- **WHAT YOU ARE ASKED TO DO**: For the copy, please give all of the data again exactly and leave the pictures out.
--- start ITEMS ---
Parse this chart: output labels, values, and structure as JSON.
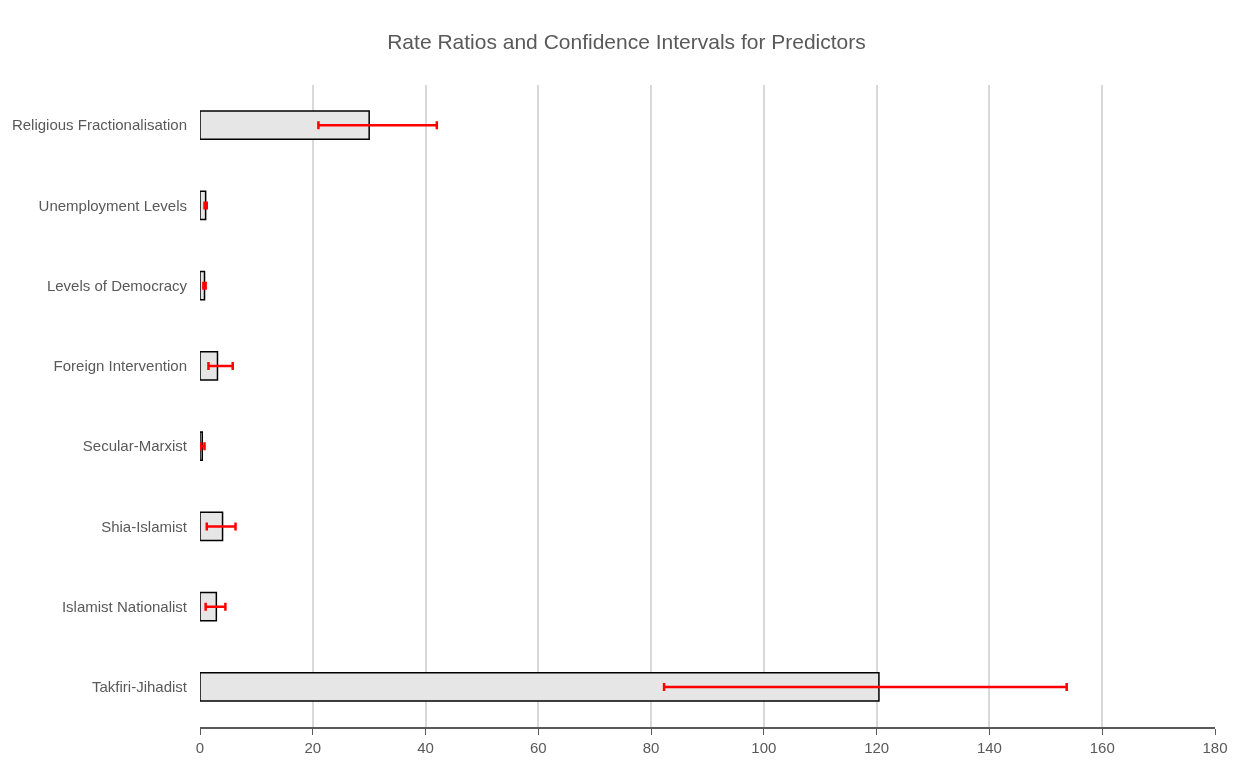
{
  "chart_data": {
    "type": "bar",
    "orientation": "horizontal",
    "title": "Rate Ratios and Confidence Intervals for Predictors",
    "categories": [
      "Religious Fractionalisation",
      "Unemployment Levels",
      "Levels of Democracy",
      "Foreign Intervention",
      "Secular-Marxist",
      "Shia-Islamist",
      "Islamist Nationalist",
      "Takfiri-Jihadist"
    ],
    "values": [
      30.0,
      1.0,
      0.8,
      3.1,
      0.4,
      4.0,
      2.9,
      120.4
    ],
    "errors": [
      [
        21.0,
        42.0
      ],
      [
        0.8,
        1.2
      ],
      [
        0.6,
        1.0
      ],
      [
        1.5,
        5.8
      ],
      [
        0.2,
        0.8
      ],
      [
        1.2,
        6.3
      ],
      [
        1.0,
        4.5
      ],
      [
        82.3,
        153.7
      ]
    ],
    "color": "#e6e6e6",
    "xlim": [
      0,
      180
    ],
    "xticks": [
      0,
      20,
      40,
      60,
      80,
      100,
      120,
      140,
      160,
      180
    ],
    "grid": "x"
  }
}
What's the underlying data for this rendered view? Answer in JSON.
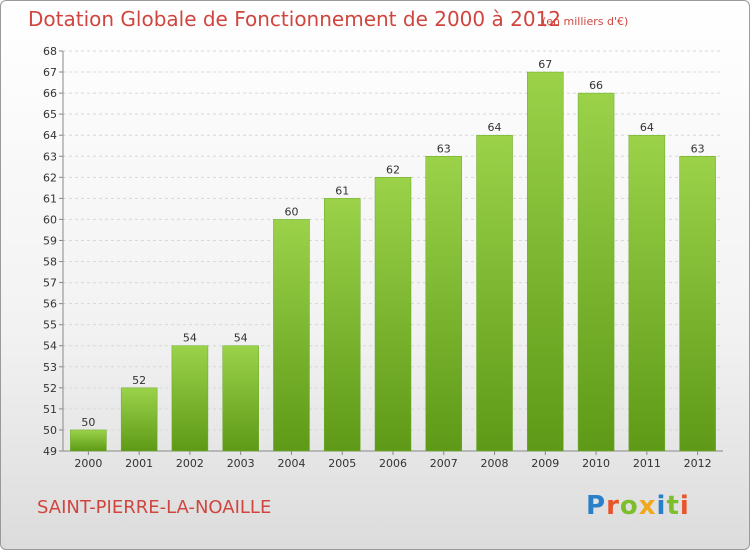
{
  "title": "Dotation Globale de Fonctionnement de 2000 à 2012",
  "subtitle": "(en milliers d'€)",
  "commune": "SAINT-PIERRE-LA-NOAILLE",
  "logo": {
    "text": "Proxiti",
    "letters": [
      {
        "ch": "P",
        "color": "#2a7fc9"
      },
      {
        "ch": "r",
        "color": "#e8542a"
      },
      {
        "ch": "o",
        "color": "#7cbf2a"
      },
      {
        "ch": "x",
        "color": "#f0a81e"
      },
      {
        "ch": "i",
        "color": "#2a7fc9"
      },
      {
        "ch": "t",
        "color": "#7cbf2a"
      },
      {
        "ch": "i",
        "color": "#e8542a"
      }
    ]
  },
  "colors": {
    "title": "#d0463f",
    "bar_top": "#9bd24a",
    "bar_bottom": "#5e9a17",
    "grid": "#d8d8d8"
  },
  "chart_data": {
    "type": "bar",
    "title": "Dotation Globale de Fonctionnement de 2000 à 2012",
    "subtitle": "(en milliers d'€)",
    "categories": [
      "2000",
      "2001",
      "2002",
      "2003",
      "2004",
      "2005",
      "2006",
      "2007",
      "2008",
      "2009",
      "2010",
      "2011",
      "2012"
    ],
    "values": [
      50,
      52,
      54,
      54,
      60,
      61,
      62,
      63,
      64,
      67,
      66,
      64,
      63
    ],
    "ylim": [
      49,
      68
    ],
    "yticks": [
      49,
      50,
      51,
      52,
      53,
      54,
      55,
      56,
      57,
      58,
      59,
      60,
      61,
      62,
      63,
      64,
      65,
      66,
      67,
      68
    ],
    "grid": true,
    "xlabel": "",
    "ylabel": ""
  }
}
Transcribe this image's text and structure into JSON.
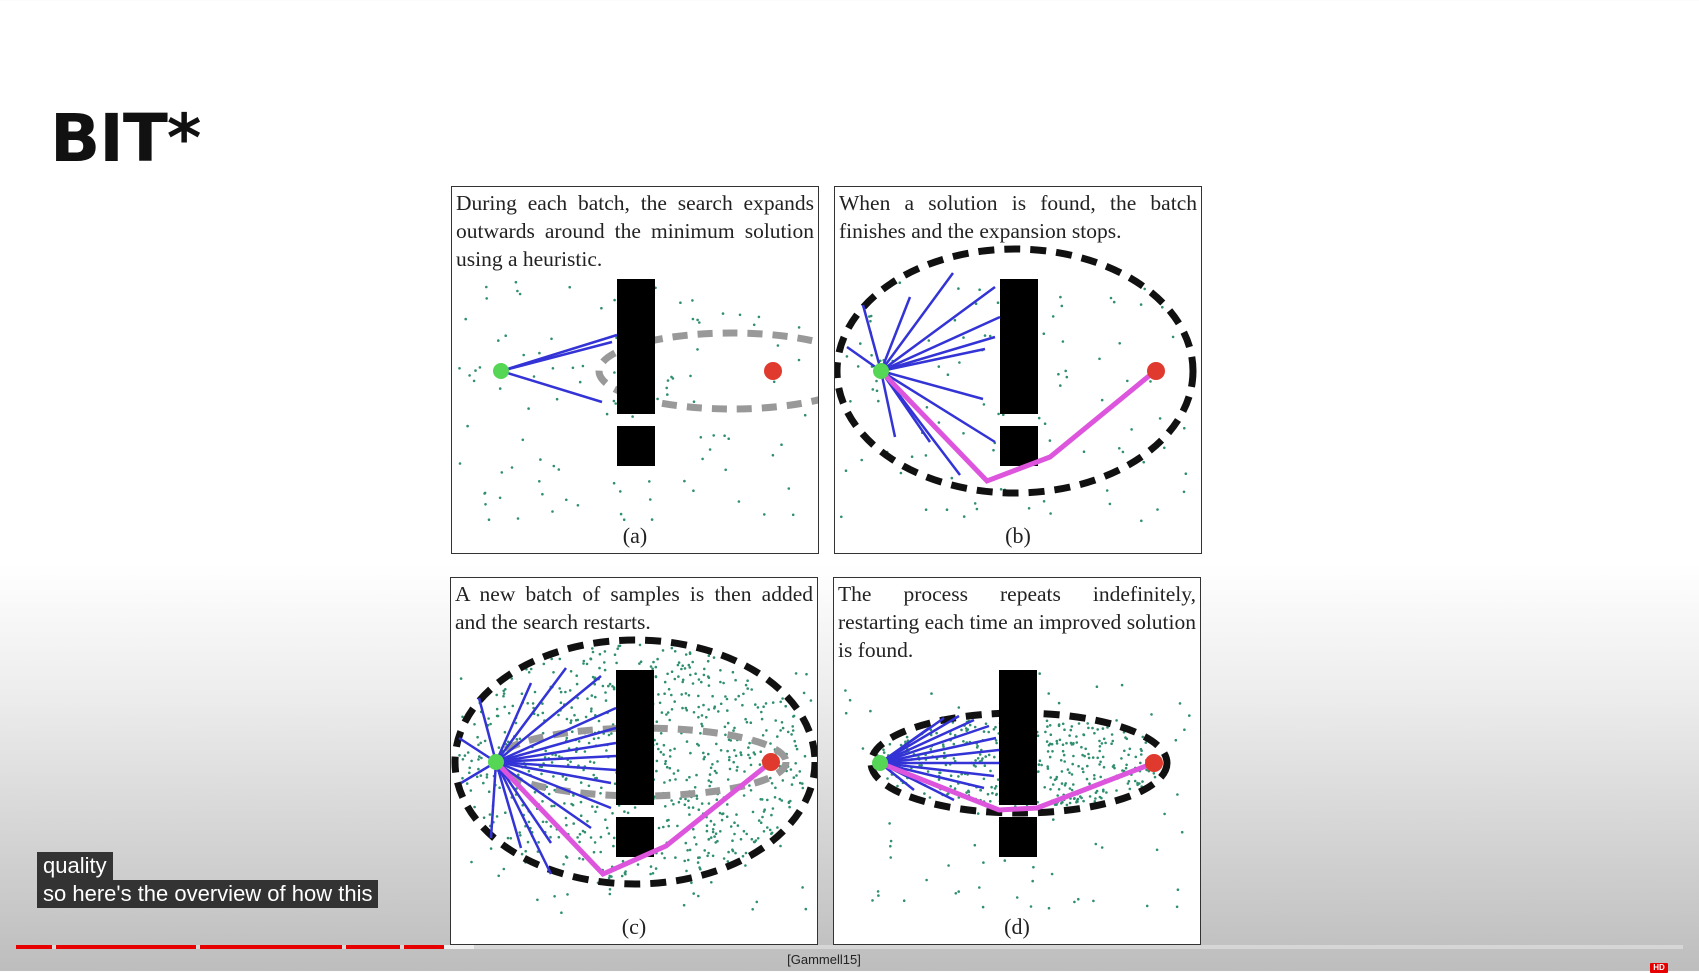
{
  "slide": {
    "title": "BIT*"
  },
  "figure": {
    "panels": [
      {
        "id": "a",
        "label": "(a)",
        "text": "During each batch, the search expands outwards around the minimum solution using a heuristic."
      },
      {
        "id": "b",
        "label": "(b)",
        "text": "When a solution is found, the batch finishes and the expansion stops."
      },
      {
        "id": "c",
        "label": "(c)",
        "text": "A new batch of samples is then added and the search restarts."
      },
      {
        "id": "d",
        "label": "(d)",
        "text": "The process repeats indefinitely, restarting each time an improved solution is found."
      }
    ],
    "colors": {
      "start": "#55d655",
      "goal": "#e03a2f",
      "edge": "#3333d6",
      "path": "#dd55dd",
      "obstacle": "#000000",
      "sample": "#2f8f6f",
      "ellipse_old": "#999999",
      "ellipse_new": "#111111"
    }
  },
  "captions": {
    "lines": [
      "quality",
      "so here's the overview of how this"
    ]
  },
  "citation": "[Gammell15]",
  "player": {
    "progress_fraction": 0.257,
    "buffer_fraction": 0.275
  }
}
--- end ITEMS ---
- **THE ANSWER**:
Parse this chart: output labels, values, and structure as JSON.
{
  "chart_data": {
    "type": "bar",
    "orientation": "horizontal",
    "title": "Rate Ratios and Confidence Intervals for Predictors",
    "categories": [
      "Religious Fractionalisation",
      "Unemployment Levels",
      "Levels of Democracy",
      "Foreign Intervention",
      "Secular-Marxist",
      "Shia-Islamist",
      "Islamist Nationalist",
      "Takfiri-Jihadist"
    ],
    "values": [
      30.0,
      1.0,
      0.8,
      3.1,
      0.4,
      4.0,
      2.9,
      120.4
    ],
    "errors": [
      [
        21.0,
        42.0
      ],
      [
        0.8,
        1.2
      ],
      [
        0.6,
        1.0
      ],
      [
        1.5,
        5.8
      ],
      [
        0.2,
        0.8
      ],
      [
        1.2,
        6.3
      ],
      [
        1.0,
        4.5
      ],
      [
        82.3,
        153.7
      ]
    ],
    "color": "#e6e6e6",
    "xlim": [
      0,
      180
    ],
    "xticks": [
      0,
      20,
      40,
      60,
      80,
      100,
      120,
      140,
      160,
      180
    ],
    "grid": "x"
  }
}
What's the underlying data for this rendered view? Answer in JSON.
{
  "title": "Dotation Globale de Fonctionnement de 2000 à 2012",
  "subtitle": "(en milliers d'€)",
  "commune": "SAINT-PIERRE-LA-NOAILLE",
  "logo": {
    "text": "Proxiti",
    "letters": [
      {
        "ch": "P",
        "color": "#2a7fc9"
      },
      {
        "ch": "r",
        "color": "#e8542a"
      },
      {
        "ch": "o",
        "color": "#7cbf2a"
      },
      {
        "ch": "x",
        "color": "#f0a81e"
      },
      {
        "ch": "i",
        "color": "#2a7fc9"
      },
      {
        "ch": "t",
        "color": "#7cbf2a"
      },
      {
        "ch": "i",
        "color": "#e8542a"
      }
    ]
  },
  "colors": {
    "title": "#d0463f",
    "bar_top": "#9bd24a",
    "bar_bottom": "#5e9a17",
    "grid": "#d8d8d8"
  },
  "chart_data": {
    "type": "bar",
    "title": "Dotation Globale de Fonctionnement de 2000 à 2012",
    "subtitle": "(en milliers d'€)",
    "categories": [
      "2000",
      "2001",
      "2002",
      "2003",
      "2004",
      "2005",
      "2006",
      "2007",
      "2008",
      "2009",
      "2010",
      "2011",
      "2012"
    ],
    "values": [
      50,
      52,
      54,
      54,
      60,
      61,
      62,
      63,
      64,
      67,
      66,
      64,
      63
    ],
    "ylim": [
      49,
      68
    ],
    "yticks": [
      49,
      50,
      51,
      52,
      53,
      54,
      55,
      56,
      57,
      58,
      59,
      60,
      61,
      62,
      63,
      64,
      65,
      66,
      67,
      68
    ],
    "grid": true,
    "xlabel": "",
    "ylabel": ""
  }
}
Transcribe this image's text and structure into JSON.
{
  "slide": {
    "title": "BIT*"
  },
  "figure": {
    "panels": [
      {
        "id": "a",
        "label": "(a)",
        "text": "During each batch, the search expands outwards around the minimum solution using a heuristic."
      },
      {
        "id": "b",
        "label": "(b)",
        "text": "When a solution is found, the batch finishes and the expansion stops."
      },
      {
        "id": "c",
        "label": "(c)",
        "text": "A new batch of samples is then added and the search restarts."
      },
      {
        "id": "d",
        "label": "(d)",
        "text": "The process repeats indefinitely, restarting each time an improved solution is found."
      }
    ],
    "colors": {
      "start": "#55d655",
      "goal": "#e03a2f",
      "edge": "#3333d6",
      "path": "#dd55dd",
      "obstacle": "#000000",
      "sample": "#2f8f6f",
      "ellipse_old": "#999999",
      "ellipse_new": "#111111"
    }
  },
  "captions": {
    "lines": [
      "quality",
      "so here's the overview of how this"
    ]
  },
  "citation": "[Gammell15]",
  "player": {
    "progress_fraction": 0.257,
    "buffer_fraction": 0.275
  }
}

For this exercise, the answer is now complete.